### DESCRIPTION OF THE TASK
Where the word "representation" occurs in a line, return that line.

Data records:
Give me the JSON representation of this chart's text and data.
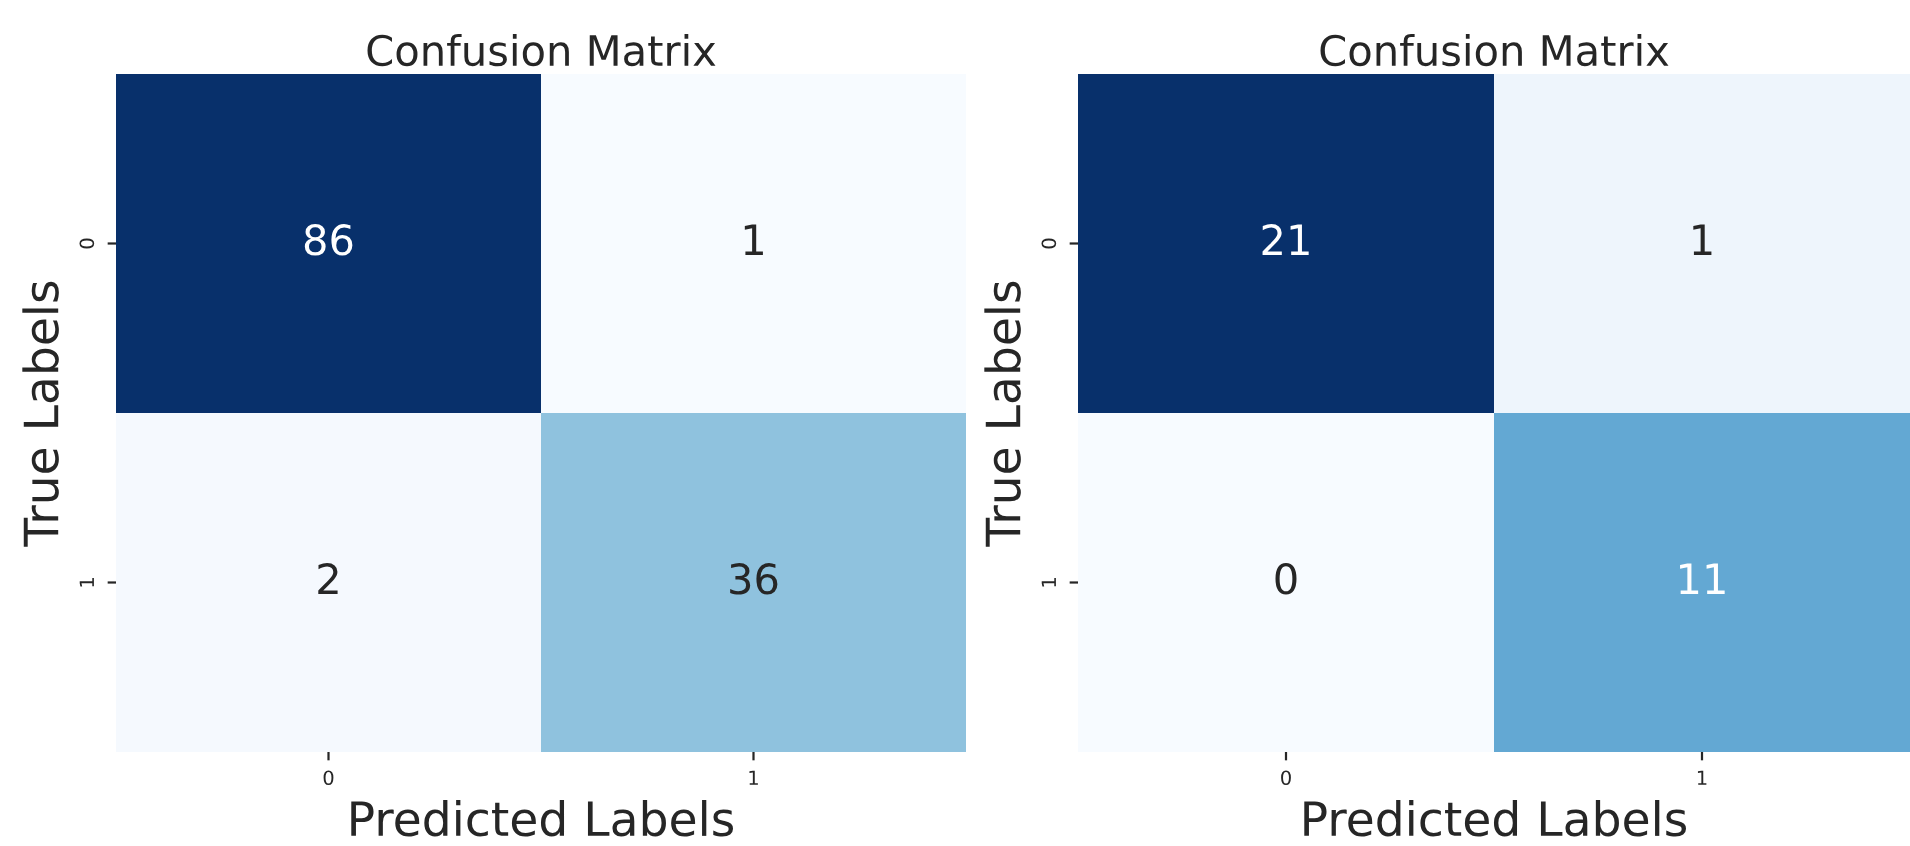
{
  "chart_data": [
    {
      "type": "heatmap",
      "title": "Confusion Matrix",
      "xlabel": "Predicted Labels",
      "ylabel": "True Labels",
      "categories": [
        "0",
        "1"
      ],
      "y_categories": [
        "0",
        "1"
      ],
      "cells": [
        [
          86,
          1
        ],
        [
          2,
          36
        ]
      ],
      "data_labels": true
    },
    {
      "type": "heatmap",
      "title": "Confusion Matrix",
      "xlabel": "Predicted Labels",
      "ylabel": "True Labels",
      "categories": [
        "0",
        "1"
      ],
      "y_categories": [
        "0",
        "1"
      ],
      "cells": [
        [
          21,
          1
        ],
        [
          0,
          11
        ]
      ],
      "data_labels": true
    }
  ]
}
==
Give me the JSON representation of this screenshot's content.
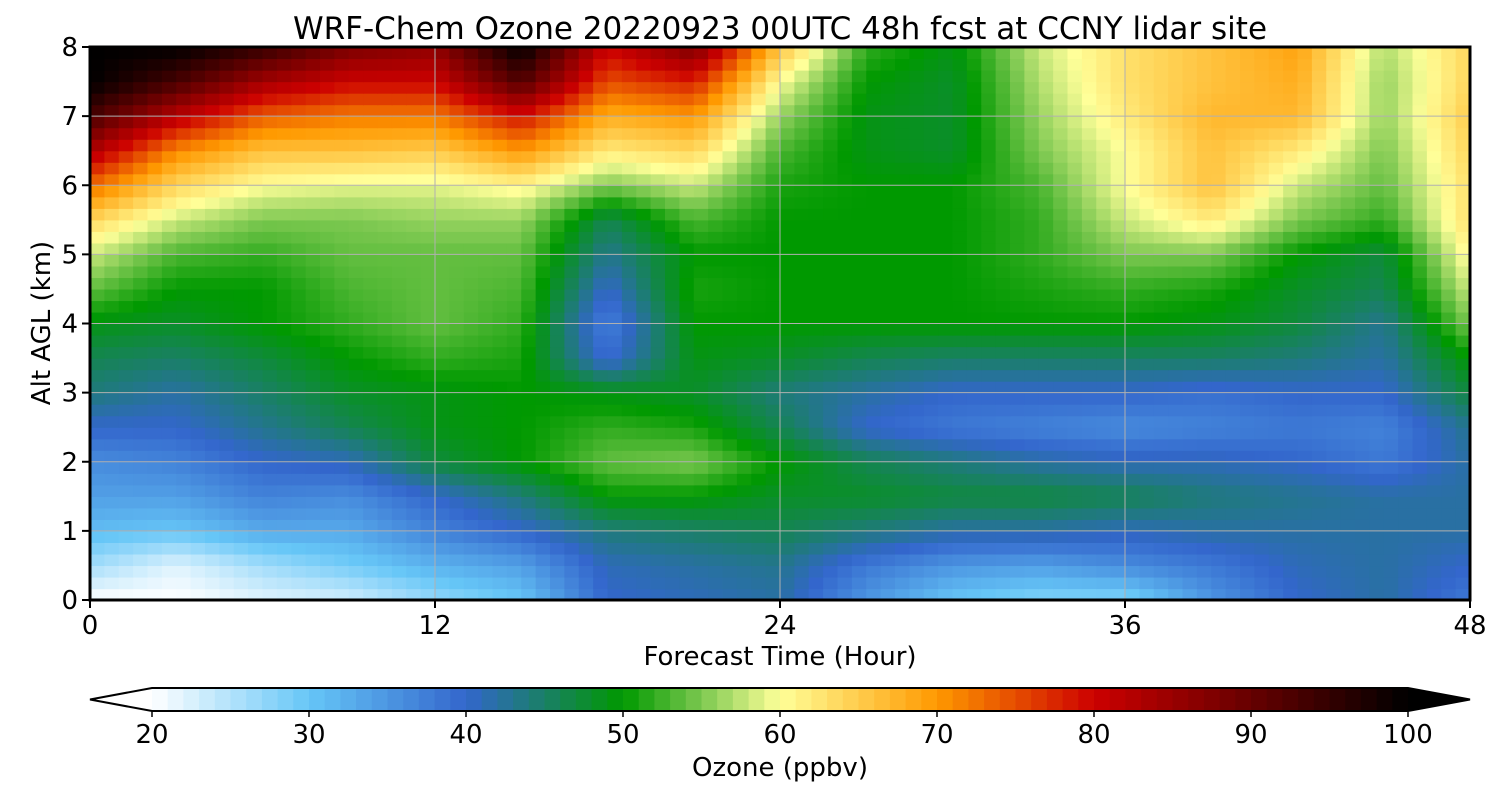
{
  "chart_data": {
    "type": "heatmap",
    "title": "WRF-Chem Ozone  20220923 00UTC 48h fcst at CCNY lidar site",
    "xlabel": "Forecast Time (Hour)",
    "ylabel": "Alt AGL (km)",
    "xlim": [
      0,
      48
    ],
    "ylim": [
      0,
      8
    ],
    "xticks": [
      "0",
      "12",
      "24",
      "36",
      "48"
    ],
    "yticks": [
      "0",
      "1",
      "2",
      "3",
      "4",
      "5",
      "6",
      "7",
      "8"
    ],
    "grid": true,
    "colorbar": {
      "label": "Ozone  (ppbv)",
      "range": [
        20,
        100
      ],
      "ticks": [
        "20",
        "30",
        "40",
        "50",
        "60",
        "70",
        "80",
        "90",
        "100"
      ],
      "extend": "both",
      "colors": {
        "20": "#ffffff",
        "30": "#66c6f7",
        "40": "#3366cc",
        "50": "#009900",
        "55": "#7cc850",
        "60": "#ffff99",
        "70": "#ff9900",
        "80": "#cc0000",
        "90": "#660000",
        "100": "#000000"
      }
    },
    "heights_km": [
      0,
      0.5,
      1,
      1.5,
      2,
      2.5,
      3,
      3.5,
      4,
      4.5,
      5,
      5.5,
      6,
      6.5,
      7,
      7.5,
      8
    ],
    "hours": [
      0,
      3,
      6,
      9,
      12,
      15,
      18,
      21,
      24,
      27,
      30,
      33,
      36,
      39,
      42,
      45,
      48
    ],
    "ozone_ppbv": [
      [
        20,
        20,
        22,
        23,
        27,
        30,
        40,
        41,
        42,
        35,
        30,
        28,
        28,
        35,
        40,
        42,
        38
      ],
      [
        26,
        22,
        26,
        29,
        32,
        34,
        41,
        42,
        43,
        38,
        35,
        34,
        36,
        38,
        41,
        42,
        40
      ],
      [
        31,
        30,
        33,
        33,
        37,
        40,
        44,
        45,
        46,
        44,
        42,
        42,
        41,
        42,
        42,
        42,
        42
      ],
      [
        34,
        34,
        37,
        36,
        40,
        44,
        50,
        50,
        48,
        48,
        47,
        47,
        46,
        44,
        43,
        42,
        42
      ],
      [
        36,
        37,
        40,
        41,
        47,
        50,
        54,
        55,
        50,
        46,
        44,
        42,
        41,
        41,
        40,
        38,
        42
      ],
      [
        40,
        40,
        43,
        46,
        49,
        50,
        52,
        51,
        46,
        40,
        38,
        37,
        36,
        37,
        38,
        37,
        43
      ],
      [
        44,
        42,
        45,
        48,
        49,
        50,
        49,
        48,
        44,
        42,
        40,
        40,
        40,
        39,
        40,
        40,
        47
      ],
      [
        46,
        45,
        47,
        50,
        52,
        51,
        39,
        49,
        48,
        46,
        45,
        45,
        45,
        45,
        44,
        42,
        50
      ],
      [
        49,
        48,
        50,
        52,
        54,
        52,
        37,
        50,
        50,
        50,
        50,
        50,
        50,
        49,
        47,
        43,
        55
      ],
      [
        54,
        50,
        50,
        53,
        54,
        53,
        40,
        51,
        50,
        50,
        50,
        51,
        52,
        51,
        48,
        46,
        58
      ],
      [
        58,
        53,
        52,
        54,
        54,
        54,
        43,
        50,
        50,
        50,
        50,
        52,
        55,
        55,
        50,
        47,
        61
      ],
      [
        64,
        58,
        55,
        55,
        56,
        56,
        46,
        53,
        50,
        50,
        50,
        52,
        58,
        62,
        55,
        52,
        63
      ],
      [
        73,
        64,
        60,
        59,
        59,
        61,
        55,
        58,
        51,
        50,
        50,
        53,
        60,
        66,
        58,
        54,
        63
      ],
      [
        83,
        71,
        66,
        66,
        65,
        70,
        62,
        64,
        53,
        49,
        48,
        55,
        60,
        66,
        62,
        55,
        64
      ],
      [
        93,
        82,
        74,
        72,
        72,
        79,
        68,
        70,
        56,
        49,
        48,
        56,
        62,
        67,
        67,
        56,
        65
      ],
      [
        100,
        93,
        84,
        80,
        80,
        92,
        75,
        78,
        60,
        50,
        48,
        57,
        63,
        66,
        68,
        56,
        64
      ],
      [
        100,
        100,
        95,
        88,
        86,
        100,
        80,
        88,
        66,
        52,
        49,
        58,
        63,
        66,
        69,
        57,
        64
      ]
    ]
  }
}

### WRITTEN ANSWER
Give me the JSON representation of this chart's text and data.
Give me the JSON representation of this screenshot's content.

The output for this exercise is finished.